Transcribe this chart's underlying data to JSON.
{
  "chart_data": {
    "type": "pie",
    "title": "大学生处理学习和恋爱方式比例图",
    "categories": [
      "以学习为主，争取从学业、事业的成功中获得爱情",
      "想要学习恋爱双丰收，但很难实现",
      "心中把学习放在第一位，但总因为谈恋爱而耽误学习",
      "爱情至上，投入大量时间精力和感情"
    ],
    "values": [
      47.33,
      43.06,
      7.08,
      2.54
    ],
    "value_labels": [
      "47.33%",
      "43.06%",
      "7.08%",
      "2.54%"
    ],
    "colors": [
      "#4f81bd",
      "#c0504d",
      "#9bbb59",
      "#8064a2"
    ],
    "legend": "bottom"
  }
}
○ ○ ○ ○ ○ ○ ○
= Exercise description =
The records above should be duplicated in full, exactly as given.

= Output of the exercise =
Transcribe this chart's underlying data to JSON.
{
  "chart_data": {
    "type": "pie",
    "title": "大学生处理学习和恋爱方式比例图",
    "categories": [
      "以学习为主，争取从学业、事业的成功中获得爱情",
      "想要学习恋爱双丰收，但很难实现",
      "心中把学习放在第一位，但总因为谈恋爱而耽误学习",
      "爱情至上，投入大量时间精力和感情"
    ],
    "values": [
      47.33,
      43.06,
      7.08,
      2.54
    ],
    "value_labels": [
      "47.33%",
      "43.06%",
      "7.08%",
      "2.54%"
    ],
    "colors": [
      "#4f81bd",
      "#c0504d",
      "#9bbb59",
      "#8064a2"
    ],
    "legend": "bottom"
  }
}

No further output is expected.